Direction ▸ Give the number of lines holding the string "savedInstanceState" and nothing more.

(Entries taken from a collection)

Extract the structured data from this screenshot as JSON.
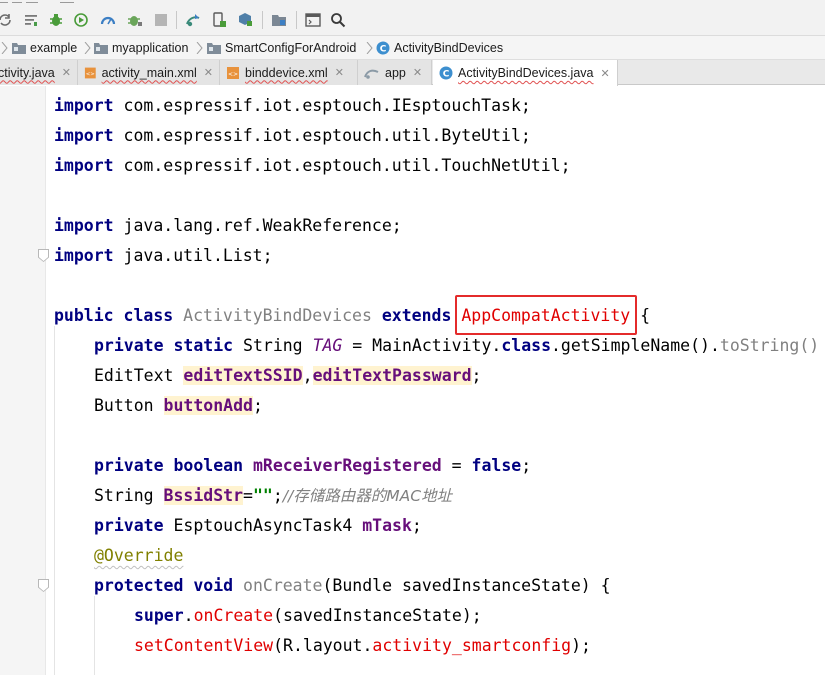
{
  "toolbar": {
    "icons": [
      "sync-icon",
      "structure-icon",
      "debug-icon",
      "run-icon",
      "profile-icon",
      "attach-debugger-icon",
      "stop-icon",
      "sync-gradle-icon",
      "avd-manager-icon",
      "sdk-manager-icon",
      "project-structure-icon",
      "terminal-icon",
      "search-icon"
    ]
  },
  "breadcrumb": {
    "items": [
      "example",
      "myapplication",
      "SmartConfigForAndroid",
      "ActivityBindDevices"
    ]
  },
  "tabs": [
    {
      "label": "ctivity.java",
      "active": false
    },
    {
      "label": "activity_main.xml",
      "active": false
    },
    {
      "label": "binddevice.xml",
      "active": false
    },
    {
      "label": "app",
      "active": false
    },
    {
      "label": "ActivityBindDevices.java",
      "active": true
    }
  ],
  "code": {
    "l1": {
      "kw": "import",
      "rest": " com.espressif.iot.esptouch.IEsptouchTask;"
    },
    "l2": {
      "kw": "import",
      "rest": " com.espressif.iot.esptouch.util.ByteUtil;"
    },
    "l3": {
      "kw": "import",
      "rest": " com.espressif.iot.esptouch.util.TouchNetUtil;"
    },
    "l5": {
      "kw": "import",
      "rest": " java.lang.ref.WeakReference;"
    },
    "l6": {
      "kw": "import",
      "rest": " java.util.List;"
    },
    "l8": {
      "kw1": "public class",
      "name": "ActivityBindDevices",
      "kw2": "extends",
      "parent": "AppCompatActivity",
      "tail": " {"
    },
    "l9": {
      "kw": "private static",
      "type": " String ",
      "tag": "TAG",
      "eq": " = MainActivity.",
      "cls": "class",
      "call": ".getSimpleName().",
      "ts": "toString()"
    },
    "l10": {
      "type": "EditText ",
      "f1": "editTextSSID",
      "comma": ",",
      "f2": "editTextPassward",
      "semi": ";"
    },
    "l11": {
      "type": "Button ",
      "f1": "buttonAdd",
      "semi": ";"
    },
    "l13": {
      "kw": "private boolean",
      "f1": "mReceiverRegistered",
      "eq": " = ",
      "val": "false",
      "semi": ";"
    },
    "l14": {
      "type": "String ",
      "f1": "BssidStr",
      "eq": "=",
      "str": "\"\"",
      "semi": ";",
      "comment": "//存储路由器的MAC地址"
    },
    "l15": {
      "kw": "private",
      "type": " EsptouchAsyncTask4 ",
      "f1": "mTask",
      "semi": ";"
    },
    "l16": {
      "anno": "@Override"
    },
    "l17": {
      "kw": "protected void",
      "method": "onCreate",
      "args": "(Bundle savedInstanceState) {"
    },
    "l18": {
      "kw": "super",
      "dot": ".",
      "method": "onCreate",
      "args": "(savedInstanceState);"
    },
    "l19": {
      "method": "setContentView",
      "args1": "(R.layout.",
      "field": "activity_smartconfig",
      "args2": ");"
    }
  }
}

Output ▸ 2